Data records:

● ● ● ● ● ● ●

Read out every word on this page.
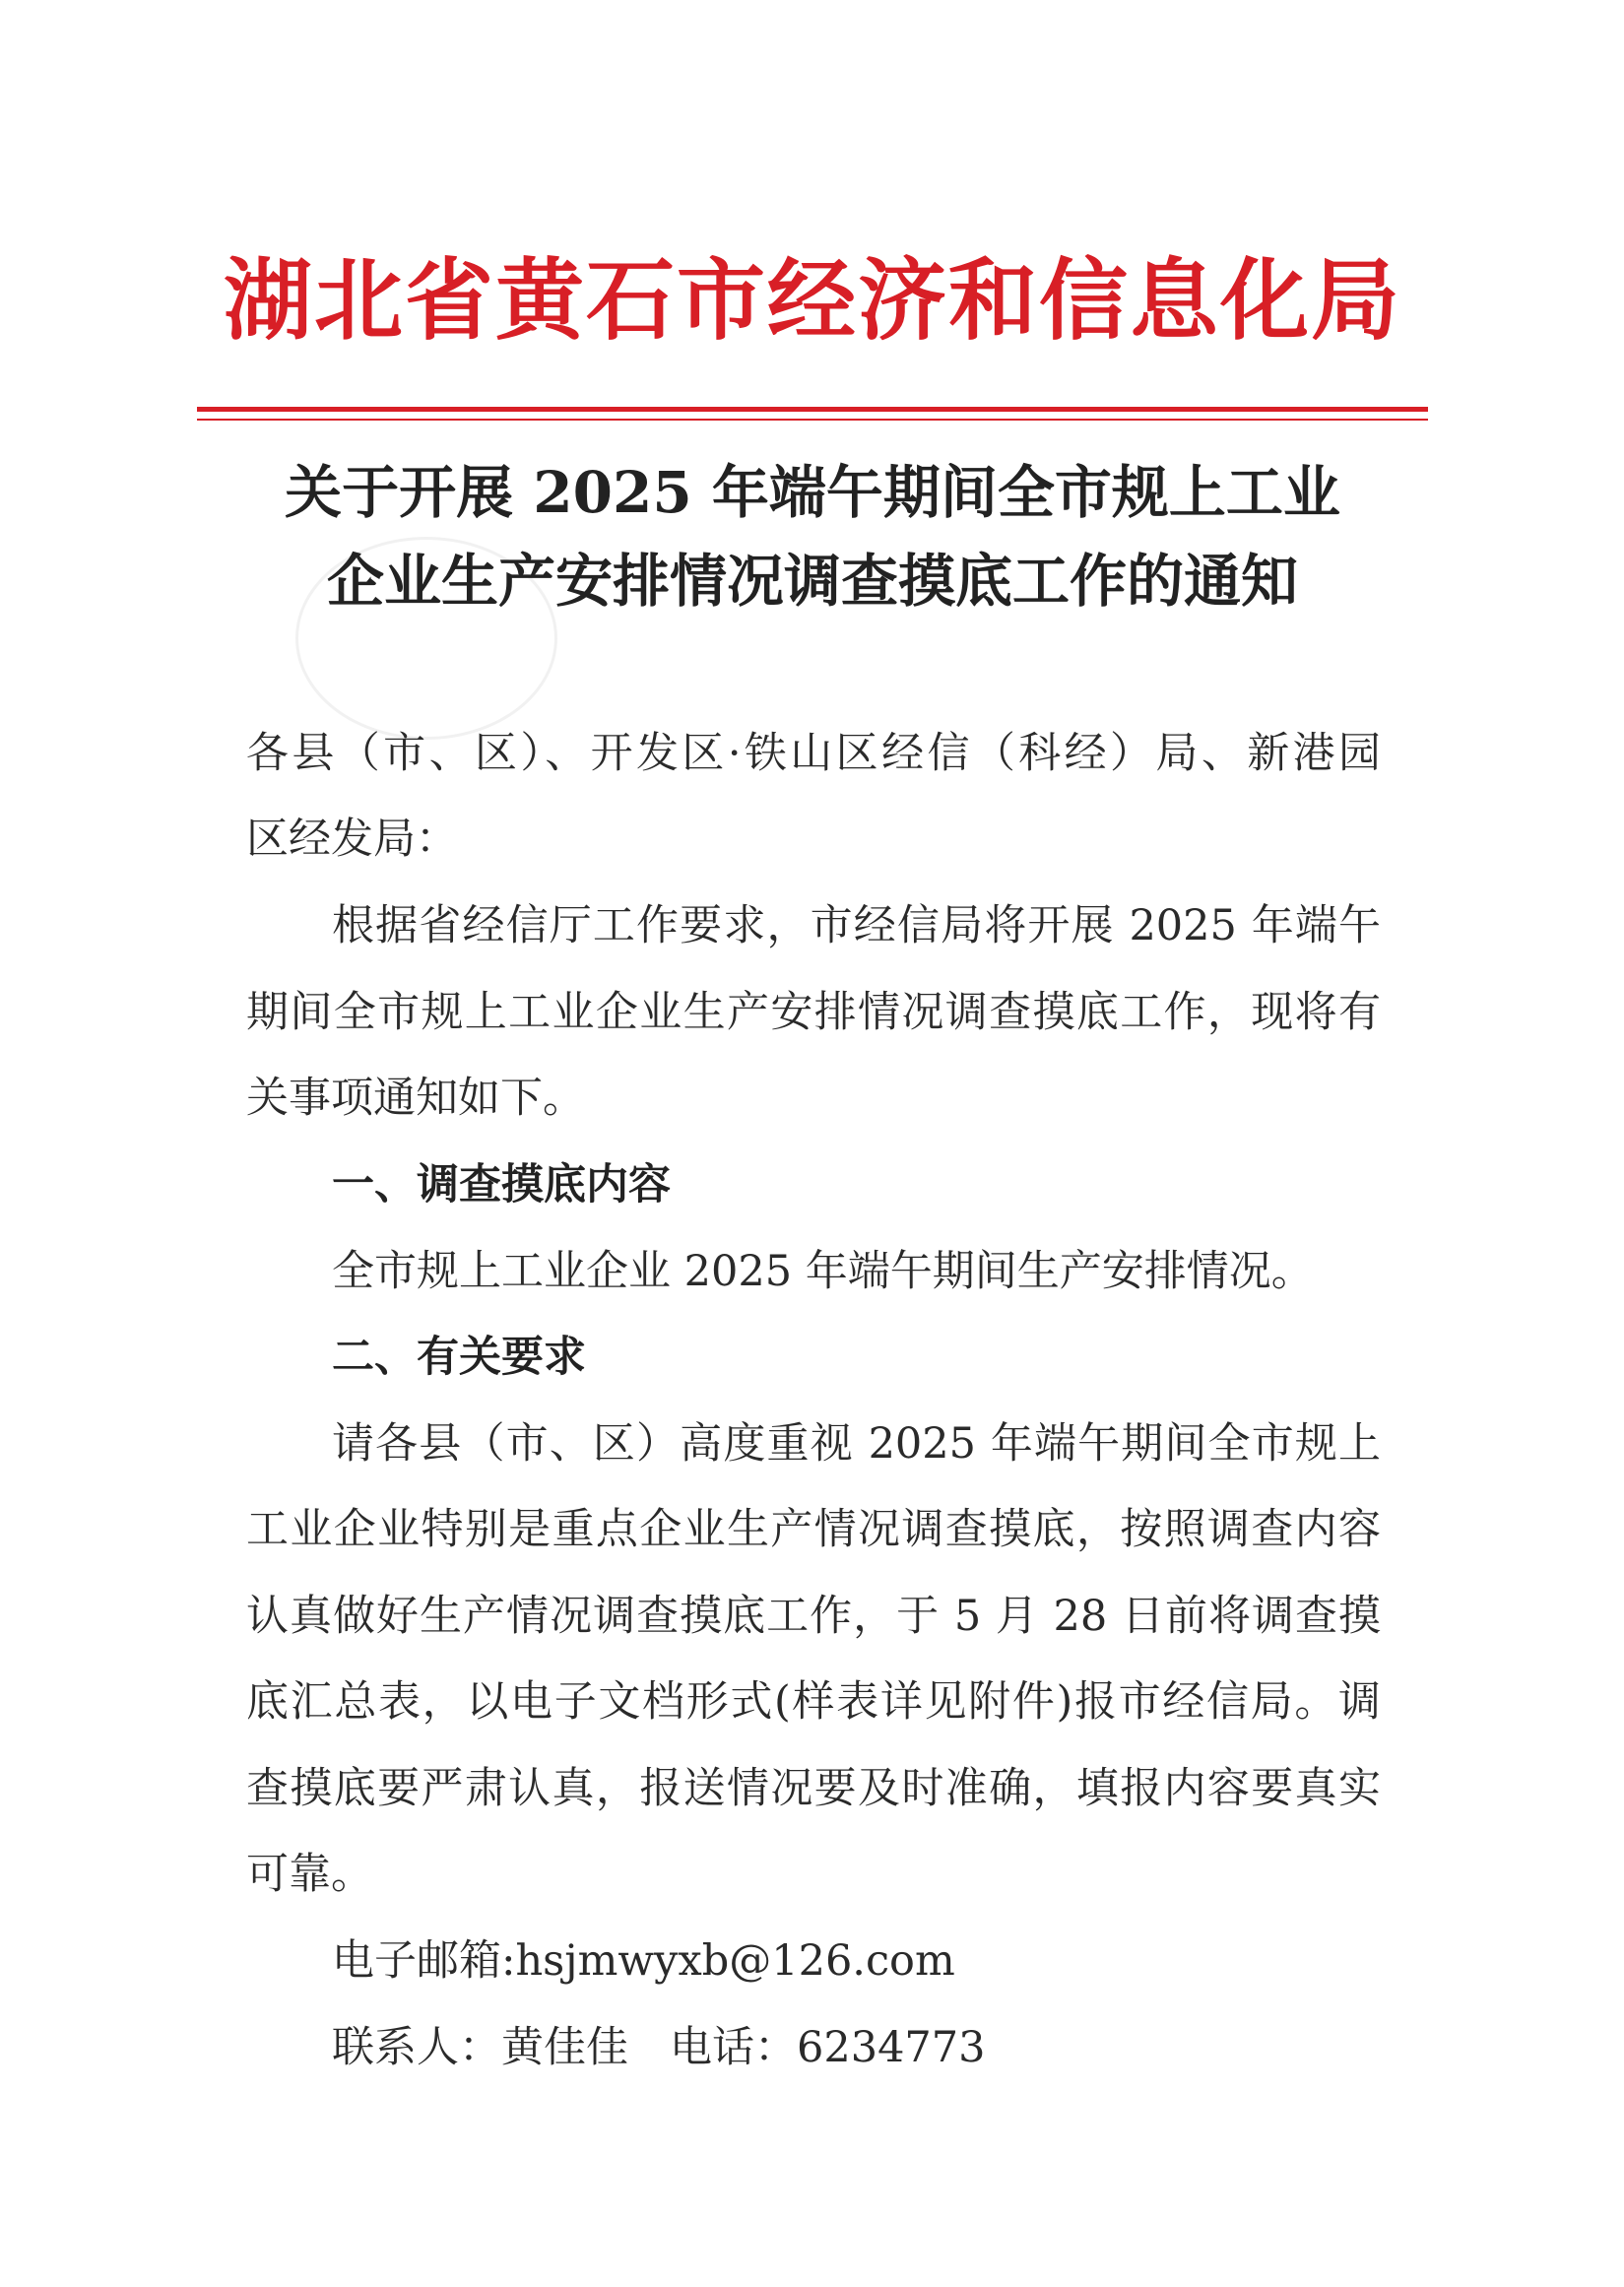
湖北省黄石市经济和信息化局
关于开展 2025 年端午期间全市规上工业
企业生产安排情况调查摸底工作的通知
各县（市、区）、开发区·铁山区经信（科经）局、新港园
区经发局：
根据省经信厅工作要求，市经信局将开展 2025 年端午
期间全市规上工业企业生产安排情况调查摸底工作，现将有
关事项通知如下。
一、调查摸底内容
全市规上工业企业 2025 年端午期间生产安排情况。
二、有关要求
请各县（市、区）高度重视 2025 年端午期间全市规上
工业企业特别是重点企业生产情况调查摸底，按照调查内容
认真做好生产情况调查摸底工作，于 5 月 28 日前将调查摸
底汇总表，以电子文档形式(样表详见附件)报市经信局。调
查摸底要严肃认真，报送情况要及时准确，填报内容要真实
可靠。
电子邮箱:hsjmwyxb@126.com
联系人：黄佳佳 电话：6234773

● ● ● ● ● ● ●

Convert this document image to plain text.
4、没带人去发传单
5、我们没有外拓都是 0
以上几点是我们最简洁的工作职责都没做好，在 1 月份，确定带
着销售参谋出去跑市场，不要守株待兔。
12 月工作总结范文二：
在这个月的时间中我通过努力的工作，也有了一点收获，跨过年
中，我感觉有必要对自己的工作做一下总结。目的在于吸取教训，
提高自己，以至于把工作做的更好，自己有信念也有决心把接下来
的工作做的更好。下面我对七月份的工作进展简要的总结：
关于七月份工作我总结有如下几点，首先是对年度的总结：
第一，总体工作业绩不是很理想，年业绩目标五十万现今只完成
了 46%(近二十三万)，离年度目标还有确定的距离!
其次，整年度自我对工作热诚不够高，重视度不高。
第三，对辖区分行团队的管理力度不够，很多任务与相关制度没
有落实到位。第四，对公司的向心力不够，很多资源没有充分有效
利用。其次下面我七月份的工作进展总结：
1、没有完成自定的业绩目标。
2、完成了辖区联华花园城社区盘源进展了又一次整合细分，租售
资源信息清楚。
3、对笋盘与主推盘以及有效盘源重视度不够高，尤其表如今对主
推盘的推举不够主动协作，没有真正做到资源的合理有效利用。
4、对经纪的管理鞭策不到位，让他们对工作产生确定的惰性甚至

● ● ● ● ● ● ●

→ **REQUIRED TASK**
Go through the material and copy out every line with "this" in it.

→ **FULL ANSWER**
Read out every word on this page.
Convert this document image to plain text.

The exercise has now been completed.